_MATERIALS PROVIDED:_
--- Start ---

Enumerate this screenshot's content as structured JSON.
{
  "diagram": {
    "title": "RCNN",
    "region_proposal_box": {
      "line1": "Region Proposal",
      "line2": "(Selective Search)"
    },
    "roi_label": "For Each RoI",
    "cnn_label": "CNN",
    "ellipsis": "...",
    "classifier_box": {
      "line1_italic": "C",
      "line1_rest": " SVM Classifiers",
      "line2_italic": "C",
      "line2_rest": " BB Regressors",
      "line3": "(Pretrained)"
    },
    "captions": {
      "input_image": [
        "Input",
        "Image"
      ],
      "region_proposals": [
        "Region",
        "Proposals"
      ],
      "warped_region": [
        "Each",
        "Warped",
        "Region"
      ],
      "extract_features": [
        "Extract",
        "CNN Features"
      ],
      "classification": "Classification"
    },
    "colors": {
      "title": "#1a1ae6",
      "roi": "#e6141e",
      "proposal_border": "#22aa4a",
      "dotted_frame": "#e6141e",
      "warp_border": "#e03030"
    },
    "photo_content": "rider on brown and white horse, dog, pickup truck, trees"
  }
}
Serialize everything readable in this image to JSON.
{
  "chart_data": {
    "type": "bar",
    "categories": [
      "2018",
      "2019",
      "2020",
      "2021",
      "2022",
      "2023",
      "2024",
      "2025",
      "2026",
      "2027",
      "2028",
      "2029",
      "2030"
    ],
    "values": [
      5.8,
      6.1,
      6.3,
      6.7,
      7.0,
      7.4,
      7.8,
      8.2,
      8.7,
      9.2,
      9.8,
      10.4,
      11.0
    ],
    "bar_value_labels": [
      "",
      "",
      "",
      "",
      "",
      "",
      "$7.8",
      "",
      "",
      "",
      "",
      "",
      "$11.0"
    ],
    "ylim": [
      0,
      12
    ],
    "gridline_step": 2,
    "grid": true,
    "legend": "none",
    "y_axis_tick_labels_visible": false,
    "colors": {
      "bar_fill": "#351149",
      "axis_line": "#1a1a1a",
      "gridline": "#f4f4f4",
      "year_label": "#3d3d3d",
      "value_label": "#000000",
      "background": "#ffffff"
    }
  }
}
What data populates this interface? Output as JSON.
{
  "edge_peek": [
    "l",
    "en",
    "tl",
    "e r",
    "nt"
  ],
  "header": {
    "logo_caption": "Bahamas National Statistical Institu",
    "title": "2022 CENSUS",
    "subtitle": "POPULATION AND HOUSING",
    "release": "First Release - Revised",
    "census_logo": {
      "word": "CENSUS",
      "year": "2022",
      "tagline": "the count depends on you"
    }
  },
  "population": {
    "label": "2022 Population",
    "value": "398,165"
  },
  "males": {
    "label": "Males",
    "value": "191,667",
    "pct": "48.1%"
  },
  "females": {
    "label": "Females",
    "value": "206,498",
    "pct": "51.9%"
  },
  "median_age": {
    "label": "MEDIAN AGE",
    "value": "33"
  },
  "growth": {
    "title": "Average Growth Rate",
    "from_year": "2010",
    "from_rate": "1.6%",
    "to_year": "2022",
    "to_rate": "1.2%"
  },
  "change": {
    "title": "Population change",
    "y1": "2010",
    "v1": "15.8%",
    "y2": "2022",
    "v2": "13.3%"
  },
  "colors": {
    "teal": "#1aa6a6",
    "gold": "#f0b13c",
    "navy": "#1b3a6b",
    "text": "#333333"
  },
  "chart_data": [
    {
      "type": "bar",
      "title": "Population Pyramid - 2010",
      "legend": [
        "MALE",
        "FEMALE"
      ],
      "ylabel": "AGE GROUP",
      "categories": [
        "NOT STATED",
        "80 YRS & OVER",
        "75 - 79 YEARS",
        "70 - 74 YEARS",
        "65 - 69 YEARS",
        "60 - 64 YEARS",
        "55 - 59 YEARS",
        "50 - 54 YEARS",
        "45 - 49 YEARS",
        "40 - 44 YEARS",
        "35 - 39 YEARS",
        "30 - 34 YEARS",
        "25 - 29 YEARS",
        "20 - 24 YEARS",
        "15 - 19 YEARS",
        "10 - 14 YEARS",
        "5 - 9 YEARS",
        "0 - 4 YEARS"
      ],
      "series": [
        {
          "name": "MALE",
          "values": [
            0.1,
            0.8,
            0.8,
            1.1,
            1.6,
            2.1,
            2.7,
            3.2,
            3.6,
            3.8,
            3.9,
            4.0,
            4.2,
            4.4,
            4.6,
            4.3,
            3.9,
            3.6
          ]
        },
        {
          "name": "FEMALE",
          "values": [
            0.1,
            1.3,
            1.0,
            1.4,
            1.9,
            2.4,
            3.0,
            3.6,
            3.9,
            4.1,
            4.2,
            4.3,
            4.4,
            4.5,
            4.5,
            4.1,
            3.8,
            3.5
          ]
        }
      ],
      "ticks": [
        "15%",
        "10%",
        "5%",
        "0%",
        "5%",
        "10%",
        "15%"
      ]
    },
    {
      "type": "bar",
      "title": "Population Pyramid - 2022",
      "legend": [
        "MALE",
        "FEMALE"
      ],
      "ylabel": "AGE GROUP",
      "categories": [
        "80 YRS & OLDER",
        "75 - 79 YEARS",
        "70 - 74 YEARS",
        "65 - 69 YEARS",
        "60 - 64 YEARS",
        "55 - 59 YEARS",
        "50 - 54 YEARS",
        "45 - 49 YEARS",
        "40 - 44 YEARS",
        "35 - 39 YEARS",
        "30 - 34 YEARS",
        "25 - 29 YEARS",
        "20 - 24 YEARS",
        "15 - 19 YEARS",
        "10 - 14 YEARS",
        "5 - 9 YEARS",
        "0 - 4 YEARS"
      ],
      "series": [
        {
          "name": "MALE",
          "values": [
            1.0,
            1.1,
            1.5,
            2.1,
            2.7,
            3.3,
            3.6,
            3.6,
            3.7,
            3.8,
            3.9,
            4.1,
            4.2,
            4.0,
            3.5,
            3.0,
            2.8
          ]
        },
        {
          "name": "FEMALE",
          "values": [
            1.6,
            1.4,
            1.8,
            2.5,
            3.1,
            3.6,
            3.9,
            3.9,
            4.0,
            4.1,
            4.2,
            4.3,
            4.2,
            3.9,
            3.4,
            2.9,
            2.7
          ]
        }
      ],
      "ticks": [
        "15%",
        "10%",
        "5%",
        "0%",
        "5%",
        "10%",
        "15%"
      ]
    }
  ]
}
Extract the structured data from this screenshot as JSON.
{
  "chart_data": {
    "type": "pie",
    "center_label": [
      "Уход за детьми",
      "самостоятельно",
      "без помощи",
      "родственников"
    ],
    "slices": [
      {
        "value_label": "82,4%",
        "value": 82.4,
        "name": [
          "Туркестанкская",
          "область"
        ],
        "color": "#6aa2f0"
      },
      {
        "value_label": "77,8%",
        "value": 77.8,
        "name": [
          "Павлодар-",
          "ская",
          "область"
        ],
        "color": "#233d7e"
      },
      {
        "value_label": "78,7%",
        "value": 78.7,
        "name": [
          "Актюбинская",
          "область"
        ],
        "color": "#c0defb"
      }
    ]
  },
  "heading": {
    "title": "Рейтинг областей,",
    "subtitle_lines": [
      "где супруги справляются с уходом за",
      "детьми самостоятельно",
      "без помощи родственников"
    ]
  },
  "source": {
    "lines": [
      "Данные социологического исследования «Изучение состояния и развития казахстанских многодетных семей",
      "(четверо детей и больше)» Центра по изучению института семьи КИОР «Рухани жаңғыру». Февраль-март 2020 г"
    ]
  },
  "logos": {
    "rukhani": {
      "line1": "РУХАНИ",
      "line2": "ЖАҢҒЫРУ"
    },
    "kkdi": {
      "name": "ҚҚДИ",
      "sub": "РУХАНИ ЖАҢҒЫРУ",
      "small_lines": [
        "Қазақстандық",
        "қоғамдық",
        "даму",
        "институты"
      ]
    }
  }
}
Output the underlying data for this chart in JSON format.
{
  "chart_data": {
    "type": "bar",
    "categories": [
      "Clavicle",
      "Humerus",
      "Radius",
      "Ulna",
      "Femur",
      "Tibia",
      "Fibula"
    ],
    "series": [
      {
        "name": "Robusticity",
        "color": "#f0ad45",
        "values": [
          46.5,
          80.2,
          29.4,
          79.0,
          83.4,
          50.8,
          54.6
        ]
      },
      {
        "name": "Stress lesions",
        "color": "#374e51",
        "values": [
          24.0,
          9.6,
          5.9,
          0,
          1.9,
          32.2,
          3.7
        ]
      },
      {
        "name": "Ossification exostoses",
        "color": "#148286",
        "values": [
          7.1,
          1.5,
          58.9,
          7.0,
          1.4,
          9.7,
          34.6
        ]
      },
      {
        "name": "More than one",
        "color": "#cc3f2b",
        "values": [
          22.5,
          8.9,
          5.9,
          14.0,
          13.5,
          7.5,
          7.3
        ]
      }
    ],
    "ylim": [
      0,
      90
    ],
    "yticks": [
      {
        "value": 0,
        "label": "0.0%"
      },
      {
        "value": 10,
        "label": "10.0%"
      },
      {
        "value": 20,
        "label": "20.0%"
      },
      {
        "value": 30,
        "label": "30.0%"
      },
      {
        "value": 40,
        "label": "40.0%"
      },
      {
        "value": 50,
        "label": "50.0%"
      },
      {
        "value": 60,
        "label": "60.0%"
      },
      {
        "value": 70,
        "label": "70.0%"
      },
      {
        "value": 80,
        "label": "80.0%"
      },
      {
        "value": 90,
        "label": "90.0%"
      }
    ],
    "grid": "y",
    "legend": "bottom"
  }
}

--- End ---

_TASK BRIEF:_ Pull out every line of the records above that contains the word "родственников".

_SOLUTION FOR THIS PROBLEM:_
      "родственников"
      "без помощи родственников"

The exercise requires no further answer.